- [What to do]: Collect each line of the entries that holds the string "ylabel".

- [Records for processing]:
:::

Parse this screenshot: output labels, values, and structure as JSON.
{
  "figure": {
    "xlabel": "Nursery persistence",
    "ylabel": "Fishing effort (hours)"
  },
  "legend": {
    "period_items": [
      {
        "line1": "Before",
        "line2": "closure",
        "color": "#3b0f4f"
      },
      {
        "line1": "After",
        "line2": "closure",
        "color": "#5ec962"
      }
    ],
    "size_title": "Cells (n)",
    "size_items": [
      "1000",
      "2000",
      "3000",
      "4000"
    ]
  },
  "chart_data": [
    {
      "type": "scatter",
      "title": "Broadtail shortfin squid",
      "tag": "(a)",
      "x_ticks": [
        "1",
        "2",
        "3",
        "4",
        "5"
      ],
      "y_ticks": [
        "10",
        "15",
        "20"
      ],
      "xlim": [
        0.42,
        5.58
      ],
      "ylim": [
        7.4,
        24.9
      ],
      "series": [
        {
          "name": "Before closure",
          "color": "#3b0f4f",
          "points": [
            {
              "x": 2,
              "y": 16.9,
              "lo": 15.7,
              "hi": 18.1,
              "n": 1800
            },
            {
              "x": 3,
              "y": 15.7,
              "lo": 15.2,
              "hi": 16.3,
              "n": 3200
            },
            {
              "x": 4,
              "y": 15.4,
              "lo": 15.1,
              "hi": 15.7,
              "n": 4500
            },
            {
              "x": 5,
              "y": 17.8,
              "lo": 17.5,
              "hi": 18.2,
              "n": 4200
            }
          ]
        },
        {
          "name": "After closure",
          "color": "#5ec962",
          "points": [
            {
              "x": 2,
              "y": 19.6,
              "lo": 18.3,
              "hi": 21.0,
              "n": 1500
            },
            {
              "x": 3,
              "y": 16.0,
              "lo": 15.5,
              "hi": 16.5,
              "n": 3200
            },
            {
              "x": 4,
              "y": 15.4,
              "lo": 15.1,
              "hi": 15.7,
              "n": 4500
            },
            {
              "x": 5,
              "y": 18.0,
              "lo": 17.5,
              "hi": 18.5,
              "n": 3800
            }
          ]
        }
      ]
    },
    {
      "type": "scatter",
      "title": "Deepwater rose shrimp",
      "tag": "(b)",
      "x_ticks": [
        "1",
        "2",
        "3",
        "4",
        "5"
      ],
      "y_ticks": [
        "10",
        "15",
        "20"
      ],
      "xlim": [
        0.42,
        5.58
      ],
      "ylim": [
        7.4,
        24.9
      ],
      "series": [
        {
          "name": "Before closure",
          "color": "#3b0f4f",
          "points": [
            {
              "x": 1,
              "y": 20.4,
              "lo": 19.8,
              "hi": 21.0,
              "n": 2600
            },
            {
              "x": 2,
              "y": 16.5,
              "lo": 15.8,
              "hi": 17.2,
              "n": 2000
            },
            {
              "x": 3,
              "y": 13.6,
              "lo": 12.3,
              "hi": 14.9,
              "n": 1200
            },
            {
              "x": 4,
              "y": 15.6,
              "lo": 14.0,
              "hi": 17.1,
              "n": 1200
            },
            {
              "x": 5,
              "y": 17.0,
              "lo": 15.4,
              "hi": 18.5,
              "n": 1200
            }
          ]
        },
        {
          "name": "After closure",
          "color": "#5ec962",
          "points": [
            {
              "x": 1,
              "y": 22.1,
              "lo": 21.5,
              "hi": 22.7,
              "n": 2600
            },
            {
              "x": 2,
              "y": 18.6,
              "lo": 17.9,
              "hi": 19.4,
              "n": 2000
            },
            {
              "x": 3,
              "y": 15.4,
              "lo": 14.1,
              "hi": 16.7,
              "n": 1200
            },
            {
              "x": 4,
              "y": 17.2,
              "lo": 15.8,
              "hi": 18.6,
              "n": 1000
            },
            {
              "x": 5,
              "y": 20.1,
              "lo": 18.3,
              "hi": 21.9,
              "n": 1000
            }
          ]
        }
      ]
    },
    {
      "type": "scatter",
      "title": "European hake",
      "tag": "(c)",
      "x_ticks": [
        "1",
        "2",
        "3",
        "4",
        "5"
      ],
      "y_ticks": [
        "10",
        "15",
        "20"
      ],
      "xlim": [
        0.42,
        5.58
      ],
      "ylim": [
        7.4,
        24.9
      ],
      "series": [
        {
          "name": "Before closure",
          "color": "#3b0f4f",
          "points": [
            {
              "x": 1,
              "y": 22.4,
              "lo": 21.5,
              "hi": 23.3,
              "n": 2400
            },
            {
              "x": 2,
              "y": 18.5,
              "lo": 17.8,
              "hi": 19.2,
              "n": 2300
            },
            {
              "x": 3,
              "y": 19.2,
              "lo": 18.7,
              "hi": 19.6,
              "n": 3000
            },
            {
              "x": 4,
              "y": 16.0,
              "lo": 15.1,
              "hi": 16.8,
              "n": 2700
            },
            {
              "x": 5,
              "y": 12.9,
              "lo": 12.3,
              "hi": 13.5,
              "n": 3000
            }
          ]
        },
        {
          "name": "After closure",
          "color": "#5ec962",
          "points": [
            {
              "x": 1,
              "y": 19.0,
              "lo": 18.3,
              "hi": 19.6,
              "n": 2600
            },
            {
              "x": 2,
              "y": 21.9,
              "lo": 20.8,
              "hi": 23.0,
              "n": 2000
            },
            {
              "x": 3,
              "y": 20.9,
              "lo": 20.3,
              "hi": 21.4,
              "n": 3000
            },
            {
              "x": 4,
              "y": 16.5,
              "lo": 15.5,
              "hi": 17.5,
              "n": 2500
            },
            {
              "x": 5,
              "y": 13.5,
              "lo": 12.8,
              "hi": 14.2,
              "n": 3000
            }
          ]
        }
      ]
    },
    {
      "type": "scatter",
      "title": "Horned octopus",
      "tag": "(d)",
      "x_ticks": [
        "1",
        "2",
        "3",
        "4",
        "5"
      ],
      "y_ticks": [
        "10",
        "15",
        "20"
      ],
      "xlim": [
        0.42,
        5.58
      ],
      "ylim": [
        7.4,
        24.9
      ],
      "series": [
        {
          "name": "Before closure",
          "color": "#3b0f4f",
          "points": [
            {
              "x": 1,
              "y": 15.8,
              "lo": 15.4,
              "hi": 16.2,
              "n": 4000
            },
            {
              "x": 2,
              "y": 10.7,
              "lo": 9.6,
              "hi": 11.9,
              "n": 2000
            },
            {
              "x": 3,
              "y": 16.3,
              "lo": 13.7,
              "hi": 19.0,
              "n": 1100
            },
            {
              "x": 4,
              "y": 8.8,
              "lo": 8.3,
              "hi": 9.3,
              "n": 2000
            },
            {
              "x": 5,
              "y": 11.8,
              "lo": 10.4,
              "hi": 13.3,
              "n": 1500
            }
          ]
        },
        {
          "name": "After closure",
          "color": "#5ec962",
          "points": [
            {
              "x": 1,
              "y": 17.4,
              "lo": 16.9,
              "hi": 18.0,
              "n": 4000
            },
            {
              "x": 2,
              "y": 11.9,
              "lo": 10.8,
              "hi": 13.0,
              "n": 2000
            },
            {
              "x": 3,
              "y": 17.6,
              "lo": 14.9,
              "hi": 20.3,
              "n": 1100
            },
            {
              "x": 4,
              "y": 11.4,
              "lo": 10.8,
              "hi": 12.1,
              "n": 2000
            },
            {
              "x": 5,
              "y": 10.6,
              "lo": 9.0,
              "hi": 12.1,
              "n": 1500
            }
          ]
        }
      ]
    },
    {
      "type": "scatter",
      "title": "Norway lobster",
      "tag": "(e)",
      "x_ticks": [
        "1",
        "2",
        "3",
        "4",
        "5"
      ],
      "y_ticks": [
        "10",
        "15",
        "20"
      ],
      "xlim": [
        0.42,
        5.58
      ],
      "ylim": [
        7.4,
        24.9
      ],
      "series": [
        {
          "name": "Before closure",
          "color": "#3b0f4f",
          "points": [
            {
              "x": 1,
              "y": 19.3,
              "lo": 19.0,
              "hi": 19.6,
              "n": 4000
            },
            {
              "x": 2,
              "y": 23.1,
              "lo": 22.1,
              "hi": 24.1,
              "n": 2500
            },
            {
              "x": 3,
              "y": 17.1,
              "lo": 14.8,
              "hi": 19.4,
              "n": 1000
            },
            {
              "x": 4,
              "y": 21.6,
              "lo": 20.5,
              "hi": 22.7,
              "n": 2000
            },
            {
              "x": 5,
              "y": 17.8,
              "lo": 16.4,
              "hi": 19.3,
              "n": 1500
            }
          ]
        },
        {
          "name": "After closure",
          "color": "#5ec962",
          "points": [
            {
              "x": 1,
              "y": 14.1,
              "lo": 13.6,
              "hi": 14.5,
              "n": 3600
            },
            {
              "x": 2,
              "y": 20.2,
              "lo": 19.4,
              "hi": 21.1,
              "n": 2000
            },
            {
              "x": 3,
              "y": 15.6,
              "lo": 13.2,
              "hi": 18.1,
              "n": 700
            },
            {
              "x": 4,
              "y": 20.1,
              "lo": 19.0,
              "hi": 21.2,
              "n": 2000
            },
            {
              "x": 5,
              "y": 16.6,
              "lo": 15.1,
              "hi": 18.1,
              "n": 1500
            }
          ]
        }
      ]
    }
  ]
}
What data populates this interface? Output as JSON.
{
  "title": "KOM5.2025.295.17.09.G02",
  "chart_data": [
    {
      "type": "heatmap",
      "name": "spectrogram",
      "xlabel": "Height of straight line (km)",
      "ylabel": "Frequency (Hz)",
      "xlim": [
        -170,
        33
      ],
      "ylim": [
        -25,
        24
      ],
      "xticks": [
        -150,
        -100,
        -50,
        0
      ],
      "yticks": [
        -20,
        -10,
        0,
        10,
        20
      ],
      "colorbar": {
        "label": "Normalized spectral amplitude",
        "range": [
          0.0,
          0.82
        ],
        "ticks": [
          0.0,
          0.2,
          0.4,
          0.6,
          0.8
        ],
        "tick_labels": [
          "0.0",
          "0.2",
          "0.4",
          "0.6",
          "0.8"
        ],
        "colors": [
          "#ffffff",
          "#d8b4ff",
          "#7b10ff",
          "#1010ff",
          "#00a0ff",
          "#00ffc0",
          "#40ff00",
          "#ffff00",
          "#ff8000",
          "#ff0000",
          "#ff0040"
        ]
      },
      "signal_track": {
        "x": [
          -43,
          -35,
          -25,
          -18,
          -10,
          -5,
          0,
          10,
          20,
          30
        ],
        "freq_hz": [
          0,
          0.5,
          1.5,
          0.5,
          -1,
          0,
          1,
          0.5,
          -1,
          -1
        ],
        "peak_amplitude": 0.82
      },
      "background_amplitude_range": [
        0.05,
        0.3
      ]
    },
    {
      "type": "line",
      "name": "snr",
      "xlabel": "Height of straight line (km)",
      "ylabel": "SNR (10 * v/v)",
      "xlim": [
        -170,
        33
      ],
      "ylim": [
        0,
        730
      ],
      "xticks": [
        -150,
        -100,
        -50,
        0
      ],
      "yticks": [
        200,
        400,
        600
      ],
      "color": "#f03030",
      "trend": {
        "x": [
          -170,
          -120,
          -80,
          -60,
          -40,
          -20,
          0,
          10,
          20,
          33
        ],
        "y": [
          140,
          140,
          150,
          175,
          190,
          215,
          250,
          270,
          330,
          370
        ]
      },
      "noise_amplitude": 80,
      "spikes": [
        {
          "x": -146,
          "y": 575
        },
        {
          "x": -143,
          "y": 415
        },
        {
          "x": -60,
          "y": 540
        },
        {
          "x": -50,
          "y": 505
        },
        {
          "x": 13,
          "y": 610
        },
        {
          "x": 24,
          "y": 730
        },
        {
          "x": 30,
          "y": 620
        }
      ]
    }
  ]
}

:::

- [Solution to this exercise]:
    "ylabel": "Fishing effort (hours)"
      "ylabel": "Frequency (Hz)",
      "ylabel": "SNR (10 * v/v)",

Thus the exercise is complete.